◆ WHAT YOU WILL DO: In the copy, keep every record exact and leave out all images.

◆ AVAILABLE RECORDS:
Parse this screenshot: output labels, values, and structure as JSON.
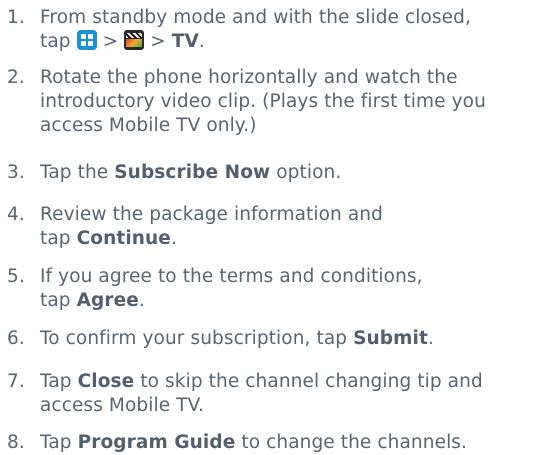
{
  "steps": [
    {
      "num": "1.",
      "lines": [
        {
          "a": "From standby mode and with the slide closed,"
        },
        {
          "a": "tap ",
          "sep1": " > ",
          "sep2": " > ",
          "bold": "TV",
          "end": "."
        }
      ],
      "icons": [
        "apps-grid-icon",
        "clapperboard-icon"
      ]
    },
    {
      "num": "2.",
      "lines": [
        {
          "a": "Rotate the phone horizontally and watch the"
        },
        {
          "a": "introductory video clip. (Plays the first time you"
        },
        {
          "a": "access Mobile TV only.)"
        }
      ]
    },
    {
      "num": "3.",
      "lines": [
        {
          "a": "Tap the ",
          "bold": "Subscribe Now",
          "end": " option."
        }
      ]
    },
    {
      "num": "4.",
      "lines": [
        {
          "a": "Review the package information and"
        },
        {
          "a": "tap ",
          "bold": "Continue",
          "end": "."
        }
      ]
    },
    {
      "num": "5.",
      "lines": [
        {
          "a": "If you agree to the terms and conditions,"
        },
        {
          "a": "tap ",
          "bold": "Agree",
          "end": "."
        }
      ]
    },
    {
      "num": "6.",
      "lines": [
        {
          "a": "To confirm your subscription, tap ",
          "bold": "Submit",
          "end": "."
        }
      ]
    },
    {
      "num": "7.",
      "lines": [
        {
          "a": "Tap ",
          "bold": "Close",
          "end": " to skip the channel changing tip and"
        },
        {
          "a": "access Mobile TV."
        }
      ]
    },
    {
      "num": "8.",
      "lines": [
        {
          "a": "Tap ",
          "bold": "Program Guide",
          "end": " to change the channels."
        }
      ]
    }
  ],
  "colors": {
    "text": "#5a6470",
    "apps_icon": "#1e90d6"
  }
}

◆ COMPLETE RESPONSE:
Parse this screenshot: output labels, values, and structure as JSON.
{
  "steps": [
    {
      "num": "1.",
      "lines": [
        {
          "a": "From standby mode and with the slide closed,"
        },
        {
          "a": "tap ",
          "sep1": " > ",
          "sep2": " > ",
          "bold": "TV",
          "end": "."
        }
      ],
      "icons": [
        "apps-grid-icon",
        "clapperboard-icon"
      ]
    },
    {
      "num": "2.",
      "lines": [
        {
          "a": "Rotate the phone horizontally and watch the"
        },
        {
          "a": "introductory video clip. (Plays the first time you"
        },
        {
          "a": "access Mobile TV only.)"
        }
      ]
    },
    {
      "num": "3.",
      "lines": [
        {
          "a": "Tap the ",
          "bold": "Subscribe Now",
          "end": " option."
        }
      ]
    },
    {
      "num": "4.",
      "lines": [
        {
          "a": "Review the package information and"
        },
        {
          "a": "tap ",
          "bold": "Continue",
          "end": "."
        }
      ]
    },
    {
      "num": "5.",
      "lines": [
        {
          "a": "If you agree to the terms and conditions,"
        },
        {
          "a": "tap ",
          "bold": "Agree",
          "end": "."
        }
      ]
    },
    {
      "num": "6.",
      "lines": [
        {
          "a": "To confirm your subscription, tap ",
          "bold": "Submit",
          "end": "."
        }
      ]
    },
    {
      "num": "7.",
      "lines": [
        {
          "a": "Tap ",
          "bold": "Close",
          "end": " to skip the channel changing tip and"
        },
        {
          "a": "access Mobile TV."
        }
      ]
    },
    {
      "num": "8.",
      "lines": [
        {
          "a": "Tap ",
          "bold": "Program Guide",
          "end": " to change the channels."
        }
      ]
    }
  ],
  "colors": {
    "text": "#5a6470",
    "apps_icon": "#1e90d6"
  }
}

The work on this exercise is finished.